▶ [Short exercise] Quote all of the entries word for word.

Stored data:
start

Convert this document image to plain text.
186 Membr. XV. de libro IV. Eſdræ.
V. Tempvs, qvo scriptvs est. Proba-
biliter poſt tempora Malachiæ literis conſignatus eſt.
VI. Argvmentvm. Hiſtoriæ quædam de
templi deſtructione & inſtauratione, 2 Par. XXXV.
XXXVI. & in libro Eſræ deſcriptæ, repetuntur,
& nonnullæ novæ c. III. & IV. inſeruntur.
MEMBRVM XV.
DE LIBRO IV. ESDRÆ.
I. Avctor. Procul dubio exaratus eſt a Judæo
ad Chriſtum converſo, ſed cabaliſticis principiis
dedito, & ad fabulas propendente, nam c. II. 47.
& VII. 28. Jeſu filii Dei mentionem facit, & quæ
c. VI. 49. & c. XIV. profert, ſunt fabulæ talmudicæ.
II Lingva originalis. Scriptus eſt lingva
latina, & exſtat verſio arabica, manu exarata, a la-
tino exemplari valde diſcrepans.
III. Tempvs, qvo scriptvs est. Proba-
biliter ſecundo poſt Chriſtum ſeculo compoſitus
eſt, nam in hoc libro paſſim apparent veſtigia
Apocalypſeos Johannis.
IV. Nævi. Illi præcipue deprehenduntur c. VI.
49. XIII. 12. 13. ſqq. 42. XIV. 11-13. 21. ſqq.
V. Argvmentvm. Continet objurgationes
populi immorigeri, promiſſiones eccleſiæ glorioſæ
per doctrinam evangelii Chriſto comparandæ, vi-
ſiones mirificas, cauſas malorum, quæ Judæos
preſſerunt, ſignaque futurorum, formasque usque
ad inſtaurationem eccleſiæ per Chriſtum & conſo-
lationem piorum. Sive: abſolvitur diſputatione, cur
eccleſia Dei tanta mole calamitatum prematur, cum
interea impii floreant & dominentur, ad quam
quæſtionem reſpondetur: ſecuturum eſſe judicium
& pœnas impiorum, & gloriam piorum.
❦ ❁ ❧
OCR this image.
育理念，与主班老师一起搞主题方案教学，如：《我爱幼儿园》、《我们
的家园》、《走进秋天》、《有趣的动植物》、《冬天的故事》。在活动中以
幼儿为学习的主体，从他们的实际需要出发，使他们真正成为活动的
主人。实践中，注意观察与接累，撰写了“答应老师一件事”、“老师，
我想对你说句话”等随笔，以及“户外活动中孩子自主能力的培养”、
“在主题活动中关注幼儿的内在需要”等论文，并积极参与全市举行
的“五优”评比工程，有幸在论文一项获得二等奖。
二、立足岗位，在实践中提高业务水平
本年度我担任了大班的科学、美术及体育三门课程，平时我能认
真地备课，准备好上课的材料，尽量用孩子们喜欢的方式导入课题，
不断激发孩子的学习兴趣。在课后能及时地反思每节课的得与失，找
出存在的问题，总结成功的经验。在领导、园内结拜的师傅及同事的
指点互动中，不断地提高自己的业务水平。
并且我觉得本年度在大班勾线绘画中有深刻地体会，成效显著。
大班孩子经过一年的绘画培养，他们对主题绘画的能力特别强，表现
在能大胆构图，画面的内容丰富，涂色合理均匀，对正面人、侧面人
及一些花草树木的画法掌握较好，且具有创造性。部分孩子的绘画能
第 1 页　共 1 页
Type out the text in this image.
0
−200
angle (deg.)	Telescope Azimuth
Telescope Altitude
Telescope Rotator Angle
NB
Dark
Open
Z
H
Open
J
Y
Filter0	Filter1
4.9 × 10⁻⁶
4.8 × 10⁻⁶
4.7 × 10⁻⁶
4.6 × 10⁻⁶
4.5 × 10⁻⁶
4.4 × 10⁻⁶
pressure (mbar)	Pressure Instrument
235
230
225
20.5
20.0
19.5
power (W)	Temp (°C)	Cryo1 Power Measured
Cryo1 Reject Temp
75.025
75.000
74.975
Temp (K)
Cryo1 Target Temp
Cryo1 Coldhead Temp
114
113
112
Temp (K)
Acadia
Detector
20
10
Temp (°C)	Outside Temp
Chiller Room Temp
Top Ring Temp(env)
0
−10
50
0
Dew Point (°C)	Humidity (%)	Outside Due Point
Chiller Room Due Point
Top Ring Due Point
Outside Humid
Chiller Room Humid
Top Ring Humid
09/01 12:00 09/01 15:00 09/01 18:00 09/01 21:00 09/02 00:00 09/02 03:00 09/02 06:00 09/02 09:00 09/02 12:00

end

▶ [Task response]
Convert this document image to plain text.
186 Membr. XV. de libro IV. Eſdræ.
V. Tempvs, qvo scriptvs est. Proba-
biliter poſt tempora Malachiæ literis conſignatus eſt.
VI. Argvmentvm. Hiſtoriæ quædam de
templi deſtructione & inſtauratione, 2 Par. XXXV.
XXXVI. & in libro Eſræ deſcriptæ, repetuntur,
& nonnullæ novæ c. III. & IV. inſeruntur.
MEMBRVM XV.
DE LIBRO IV. ESDRÆ.
I. Avctor. Procul dubio exaratus eſt a Judæo
ad Chriſtum converſo, ſed cabaliſticis principiis
dedito, & ad fabulas propendente, nam c. II. 47.
& VII. 28. Jeſu filii Dei mentionem facit, & quæ
c. VI. 49. & c. XIV. profert, ſunt fabulæ talmudicæ.
II Lingva originalis. Scriptus eſt lingva
latina, & exſtat verſio arabica, manu exarata, a la-
tino exemplari valde diſcrepans.
III. Tempvs, qvo scriptvs est. Proba-
biliter ſecundo poſt Chriſtum ſeculo compoſitus
eſt, nam in hoc libro paſſim apparent veſtigia
Apocalypſeos Johannis.
IV. Nævi. Illi præcipue deprehenduntur c. VI.
49. XIII. 12. 13. ſqq. 42. XIV. 11-13. 21. ſqq.
V. Argvmentvm. Continet objurgationes
populi immorigeri, promiſſiones eccleſiæ glorioſæ
per doctrinam evangelii Chriſto comparandæ, vi-
ſiones mirificas, cauſas malorum, quæ Judæos
preſſerunt, ſignaque futurorum, formasque usque
ad inſtaurationem eccleſiæ per Chriſtum & conſo-
lationem piorum. Sive: abſolvitur diſputatione, cur
eccleſia Dei tanta mole calamitatum prematur, cum
interea impii floreant & dominentur, ad quam
quæſtionem reſpondetur: ſecuturum eſſe judicium
& pœnas impiorum, & gloriam piorum.
❦ ❁ ❧
OCR this image.
育理念，与主班老师一起搞主题方案教学，如：《我爱幼儿园》、《我们
的家园》、《走进秋天》、《有趣的动植物》、《冬天的故事》。在活动中以
幼儿为学习的主体，从他们的实际需要出发，使他们真正成为活动的
主人。实践中，注意观察与接累，撰写了“答应老师一件事”、“老师，
我想对你说句话”等随笔，以及“户外活动中孩子自主能力的培养”、
“在主题活动中关注幼儿的内在需要”等论文，并积极参与全市举行
的“五优”评比工程，有幸在论文一项获得二等奖。
二、立足岗位，在实践中提高业务水平
本年度我担任了大班的科学、美术及体育三门课程，平时我能认
真地备课，准备好上课的材料，尽量用孩子们喜欢的方式导入课题，
不断激发孩子的学习兴趣。在课后能及时地反思每节课的得与失，找
出存在的问题，总结成功的经验。在领导、园内结拜的师傅及同事的
指点互动中，不断地提高自己的业务水平。
并且我觉得本年度在大班勾线绘画中有深刻地体会，成效显著。
大班孩子经过一年的绘画培养，他们对主题绘画的能力特别强，表现
在能大胆构图，画面的内容丰富，涂色合理均匀，对正面人、侧面人
及一些花草树木的画法掌握较好，且具有创造性。部分孩子的绘画能
第 1 页　共 1 页
Type out the text in this image.
0
−200
angle (deg.)	Telescope Azimuth
Telescope Altitude
Telescope Rotator Angle
NB
Dark
Open
Z
H
Open
J
Y
Filter0	Filter1
4.9 × 10⁻⁶
4.8 × 10⁻⁶
4.7 × 10⁻⁶
4.6 × 10⁻⁶
4.5 × 10⁻⁶
4.4 × 10⁻⁶
pressure (mbar)	Pressure Instrument
235
230
225
20.5
20.0
19.5
power (W)	Temp (°C)	Cryo1 Power Measured
Cryo1 Reject Temp
75.025
75.000
74.975
Temp (K)
Cryo1 Target Temp
Cryo1 Coldhead Temp
114
113
112
Temp (K)
Acadia
Detector
20
10
Temp (°C)	Outside Temp
Chiller Room Temp
Top Ring Temp(env)
0
−10
50
0
Dew Point (°C)	Humidity (%)	Outside Due Point
Chiller Room Due Point
Top Ring Due Point
Outside Humid
Chiller Room Humid
Top Ring Humid
09/01 12:00 09/01 15:00 09/01 18:00 09/01 21:00 09/02 00:00 09/02 03:00 09/02 06:00 09/02 09:00 09/02 12:00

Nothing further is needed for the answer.